Descripción de tarea
Reproduce sin ningún cambio las líneas de los registros, empezando por la primera y terminando después de la línea que contiene "tree-node[interactable]: ›Performance —".

######

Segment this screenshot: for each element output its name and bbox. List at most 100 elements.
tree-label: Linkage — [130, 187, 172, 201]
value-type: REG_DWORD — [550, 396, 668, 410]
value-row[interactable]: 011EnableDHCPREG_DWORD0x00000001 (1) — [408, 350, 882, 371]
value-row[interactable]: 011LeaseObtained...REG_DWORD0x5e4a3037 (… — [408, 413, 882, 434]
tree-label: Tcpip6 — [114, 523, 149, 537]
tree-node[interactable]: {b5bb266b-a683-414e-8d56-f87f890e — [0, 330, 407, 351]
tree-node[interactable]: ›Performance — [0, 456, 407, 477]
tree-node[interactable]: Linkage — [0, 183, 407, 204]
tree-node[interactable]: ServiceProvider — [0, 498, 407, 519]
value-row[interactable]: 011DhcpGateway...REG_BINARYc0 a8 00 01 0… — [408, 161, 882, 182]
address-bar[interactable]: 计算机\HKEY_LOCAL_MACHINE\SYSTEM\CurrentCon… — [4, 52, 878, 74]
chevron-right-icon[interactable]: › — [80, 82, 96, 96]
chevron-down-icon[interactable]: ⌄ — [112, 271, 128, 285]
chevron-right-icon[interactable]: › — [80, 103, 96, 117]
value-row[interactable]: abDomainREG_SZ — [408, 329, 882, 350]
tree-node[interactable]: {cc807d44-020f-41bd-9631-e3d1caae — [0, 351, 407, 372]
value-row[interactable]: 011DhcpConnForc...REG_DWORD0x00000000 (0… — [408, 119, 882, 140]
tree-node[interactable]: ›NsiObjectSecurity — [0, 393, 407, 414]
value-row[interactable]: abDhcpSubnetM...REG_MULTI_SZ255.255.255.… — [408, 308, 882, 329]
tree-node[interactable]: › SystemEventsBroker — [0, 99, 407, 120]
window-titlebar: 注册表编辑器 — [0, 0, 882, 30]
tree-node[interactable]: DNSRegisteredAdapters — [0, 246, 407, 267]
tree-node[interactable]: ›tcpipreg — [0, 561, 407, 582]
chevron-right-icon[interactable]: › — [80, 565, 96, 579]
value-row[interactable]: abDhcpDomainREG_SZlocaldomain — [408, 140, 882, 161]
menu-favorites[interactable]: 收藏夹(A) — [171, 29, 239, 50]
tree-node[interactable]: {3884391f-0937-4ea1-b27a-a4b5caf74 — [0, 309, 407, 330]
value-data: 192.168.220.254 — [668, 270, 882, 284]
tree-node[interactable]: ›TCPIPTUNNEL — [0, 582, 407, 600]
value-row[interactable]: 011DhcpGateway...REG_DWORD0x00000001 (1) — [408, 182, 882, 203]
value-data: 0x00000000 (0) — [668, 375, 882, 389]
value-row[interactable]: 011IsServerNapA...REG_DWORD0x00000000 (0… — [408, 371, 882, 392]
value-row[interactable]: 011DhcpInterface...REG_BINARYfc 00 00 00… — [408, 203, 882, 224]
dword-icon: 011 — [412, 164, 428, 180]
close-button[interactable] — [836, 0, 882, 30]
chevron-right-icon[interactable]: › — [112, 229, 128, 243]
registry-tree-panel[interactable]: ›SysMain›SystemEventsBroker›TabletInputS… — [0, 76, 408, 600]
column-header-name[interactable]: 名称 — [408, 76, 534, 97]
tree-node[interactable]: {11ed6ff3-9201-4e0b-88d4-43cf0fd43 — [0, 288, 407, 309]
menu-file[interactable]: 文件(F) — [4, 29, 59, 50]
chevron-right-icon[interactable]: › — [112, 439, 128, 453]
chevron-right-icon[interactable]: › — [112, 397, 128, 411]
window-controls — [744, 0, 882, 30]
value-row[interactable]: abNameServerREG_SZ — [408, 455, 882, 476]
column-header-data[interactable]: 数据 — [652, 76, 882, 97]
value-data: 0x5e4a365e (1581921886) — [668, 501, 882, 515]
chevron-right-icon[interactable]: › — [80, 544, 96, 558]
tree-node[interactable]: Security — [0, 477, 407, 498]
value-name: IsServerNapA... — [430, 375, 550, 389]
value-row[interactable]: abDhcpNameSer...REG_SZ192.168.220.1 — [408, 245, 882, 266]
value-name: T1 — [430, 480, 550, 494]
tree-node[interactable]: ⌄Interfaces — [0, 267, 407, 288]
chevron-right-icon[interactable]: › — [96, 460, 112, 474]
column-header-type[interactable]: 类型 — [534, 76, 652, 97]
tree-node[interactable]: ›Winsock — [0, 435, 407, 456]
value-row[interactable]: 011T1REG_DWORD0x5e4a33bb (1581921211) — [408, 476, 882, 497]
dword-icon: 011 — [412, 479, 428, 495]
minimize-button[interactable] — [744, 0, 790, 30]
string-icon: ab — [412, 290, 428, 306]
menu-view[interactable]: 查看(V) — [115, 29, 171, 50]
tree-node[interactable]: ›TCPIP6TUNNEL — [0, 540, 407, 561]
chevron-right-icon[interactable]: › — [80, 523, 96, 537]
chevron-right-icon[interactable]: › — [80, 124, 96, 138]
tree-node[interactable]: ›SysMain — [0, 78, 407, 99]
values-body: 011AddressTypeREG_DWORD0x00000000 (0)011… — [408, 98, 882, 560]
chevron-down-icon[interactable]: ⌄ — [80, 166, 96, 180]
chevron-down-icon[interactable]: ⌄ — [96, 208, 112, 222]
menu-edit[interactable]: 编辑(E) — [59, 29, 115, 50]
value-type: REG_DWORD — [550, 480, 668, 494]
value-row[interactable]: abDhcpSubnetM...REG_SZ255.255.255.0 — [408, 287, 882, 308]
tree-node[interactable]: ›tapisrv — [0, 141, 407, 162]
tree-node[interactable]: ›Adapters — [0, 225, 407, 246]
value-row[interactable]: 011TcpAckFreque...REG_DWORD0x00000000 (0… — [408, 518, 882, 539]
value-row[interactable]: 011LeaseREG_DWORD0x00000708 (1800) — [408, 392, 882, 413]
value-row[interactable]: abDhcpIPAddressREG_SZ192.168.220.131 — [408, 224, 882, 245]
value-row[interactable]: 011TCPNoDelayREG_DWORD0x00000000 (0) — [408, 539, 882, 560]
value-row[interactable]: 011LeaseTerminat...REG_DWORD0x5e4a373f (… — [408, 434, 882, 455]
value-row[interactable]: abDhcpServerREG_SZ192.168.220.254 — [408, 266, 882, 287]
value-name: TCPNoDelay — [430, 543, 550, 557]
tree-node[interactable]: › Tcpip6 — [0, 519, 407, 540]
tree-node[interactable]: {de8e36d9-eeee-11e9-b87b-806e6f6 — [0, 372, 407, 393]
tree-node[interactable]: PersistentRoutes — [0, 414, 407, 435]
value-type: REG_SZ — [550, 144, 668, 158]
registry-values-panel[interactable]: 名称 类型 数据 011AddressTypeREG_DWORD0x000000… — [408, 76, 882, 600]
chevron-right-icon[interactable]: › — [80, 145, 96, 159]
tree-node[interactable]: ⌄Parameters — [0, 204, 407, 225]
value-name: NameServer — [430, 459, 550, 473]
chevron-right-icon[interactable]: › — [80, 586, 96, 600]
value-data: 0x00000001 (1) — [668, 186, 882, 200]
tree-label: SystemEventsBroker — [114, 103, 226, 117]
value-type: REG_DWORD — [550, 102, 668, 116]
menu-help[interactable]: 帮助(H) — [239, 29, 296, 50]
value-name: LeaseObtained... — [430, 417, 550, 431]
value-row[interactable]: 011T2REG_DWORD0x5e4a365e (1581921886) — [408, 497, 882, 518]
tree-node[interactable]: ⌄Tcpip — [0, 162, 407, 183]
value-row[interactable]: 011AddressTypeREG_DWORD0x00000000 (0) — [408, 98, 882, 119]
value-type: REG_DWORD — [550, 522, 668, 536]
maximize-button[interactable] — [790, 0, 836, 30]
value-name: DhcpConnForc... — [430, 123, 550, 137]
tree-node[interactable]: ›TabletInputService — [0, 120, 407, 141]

######

Respuesta
Segment this screenshot: for each element output its name and bbox. List at most 100 elements.
tree-label: Linkage — [130, 187, 172, 201]
value-type: REG_DWORD — [550, 396, 668, 410]
value-row[interactable]: 011EnableDHCPREG_DWORD0x00000001 (1) — [408, 350, 882, 371]
value-row[interactable]: 011LeaseObtained...REG_DWORD0x5e4a3037 (… — [408, 413, 882, 434]
tree-label: Tcpip6 — [114, 523, 149, 537]
tree-node[interactable]: {b5bb266b-a683-414e-8d56-f87f890e — [0, 330, 407, 351]
tree-node[interactable]: ›Performance — [0, 456, 407, 477]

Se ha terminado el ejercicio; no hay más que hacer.